Look for the string "compatible" and copy every line that has it.
**** Materials provided ****
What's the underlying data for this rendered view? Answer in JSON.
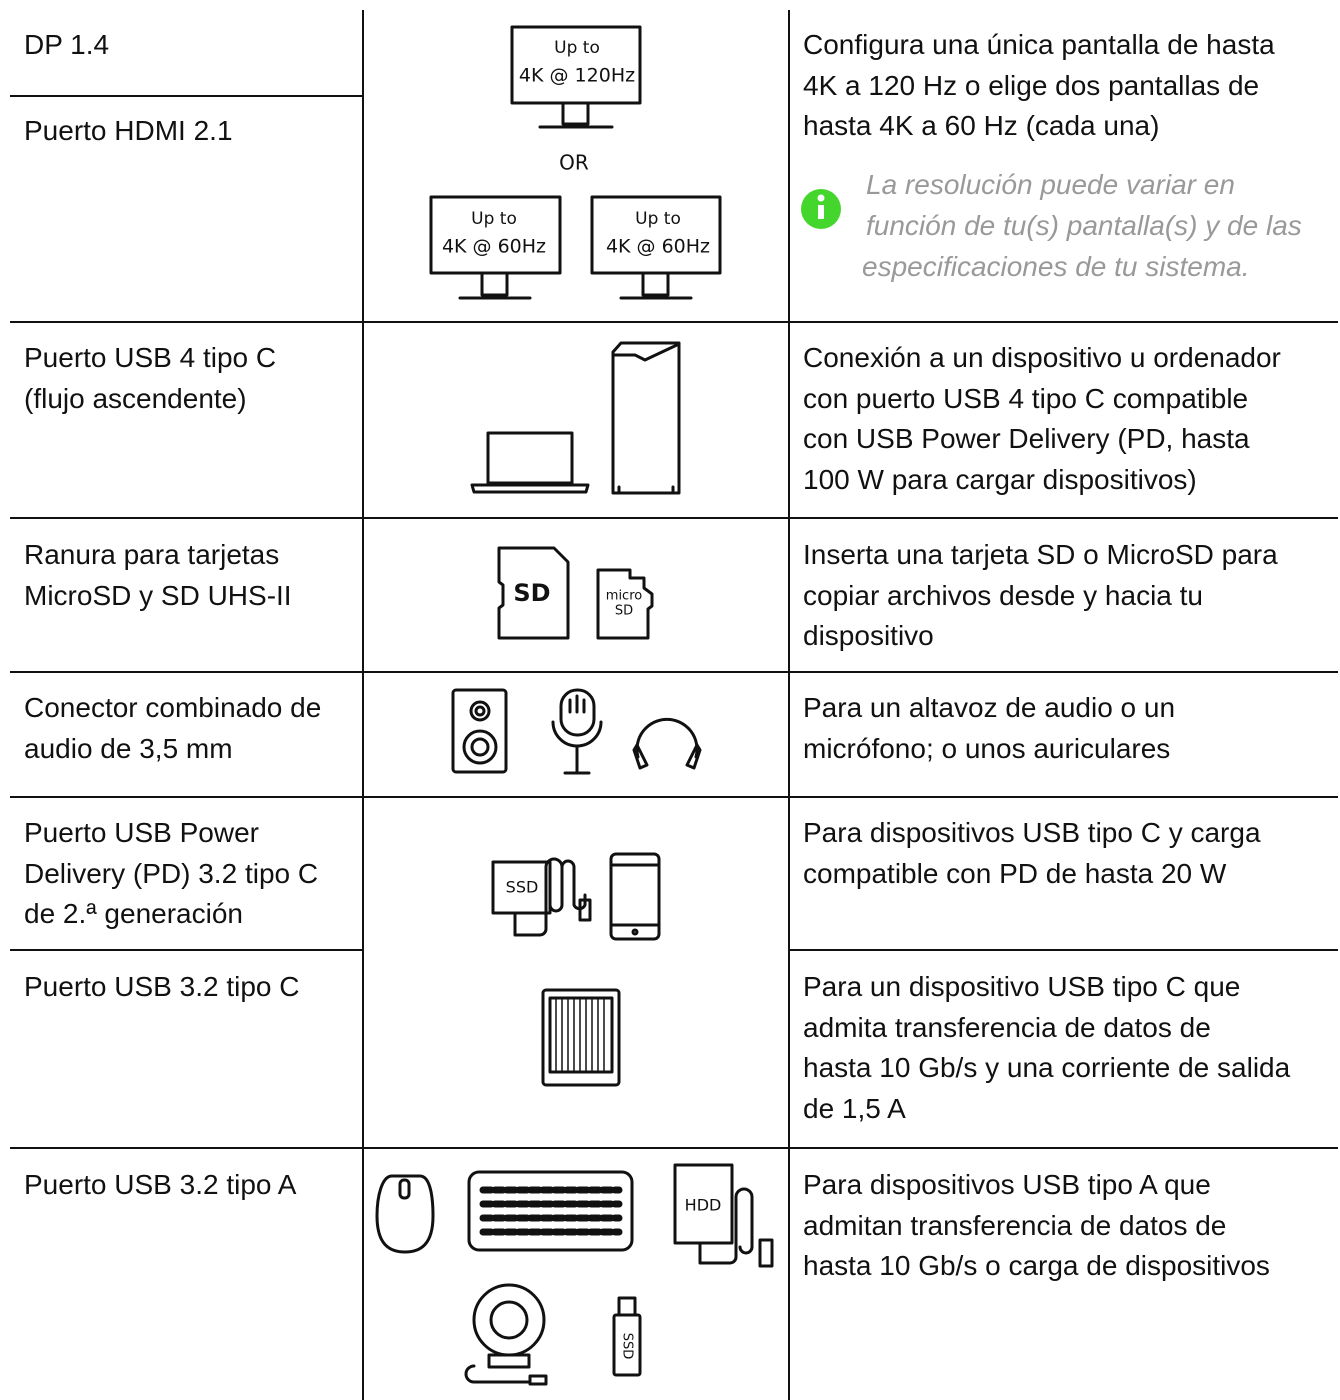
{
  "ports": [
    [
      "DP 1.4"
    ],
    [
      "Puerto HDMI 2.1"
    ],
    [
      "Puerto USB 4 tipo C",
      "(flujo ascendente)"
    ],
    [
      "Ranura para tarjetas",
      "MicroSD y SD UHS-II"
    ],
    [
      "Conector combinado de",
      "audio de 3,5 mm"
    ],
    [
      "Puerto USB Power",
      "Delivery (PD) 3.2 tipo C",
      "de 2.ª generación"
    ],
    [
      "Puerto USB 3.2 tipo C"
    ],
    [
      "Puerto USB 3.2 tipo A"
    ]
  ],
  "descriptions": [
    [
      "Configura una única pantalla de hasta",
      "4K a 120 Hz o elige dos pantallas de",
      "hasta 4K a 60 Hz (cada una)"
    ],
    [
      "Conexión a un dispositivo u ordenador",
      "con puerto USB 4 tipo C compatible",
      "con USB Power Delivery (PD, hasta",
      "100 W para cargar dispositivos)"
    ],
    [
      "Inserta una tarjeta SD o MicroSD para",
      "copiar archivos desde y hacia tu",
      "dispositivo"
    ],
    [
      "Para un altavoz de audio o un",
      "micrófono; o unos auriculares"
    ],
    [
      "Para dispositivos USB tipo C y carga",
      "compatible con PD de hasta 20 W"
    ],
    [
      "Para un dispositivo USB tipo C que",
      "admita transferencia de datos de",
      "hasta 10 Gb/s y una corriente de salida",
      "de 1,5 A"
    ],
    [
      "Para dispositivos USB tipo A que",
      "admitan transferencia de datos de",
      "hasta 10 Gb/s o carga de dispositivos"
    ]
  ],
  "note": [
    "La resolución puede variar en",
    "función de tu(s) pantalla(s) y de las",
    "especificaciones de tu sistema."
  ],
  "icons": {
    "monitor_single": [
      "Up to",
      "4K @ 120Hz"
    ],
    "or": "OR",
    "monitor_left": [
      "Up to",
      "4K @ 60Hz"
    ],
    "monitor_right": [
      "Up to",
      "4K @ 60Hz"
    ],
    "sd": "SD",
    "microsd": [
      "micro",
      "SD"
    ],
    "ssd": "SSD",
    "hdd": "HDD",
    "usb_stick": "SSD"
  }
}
****
Correct output »
      "con puerto USB 4 tipo C compatible",
      "compatible con PD de hasta 20 W"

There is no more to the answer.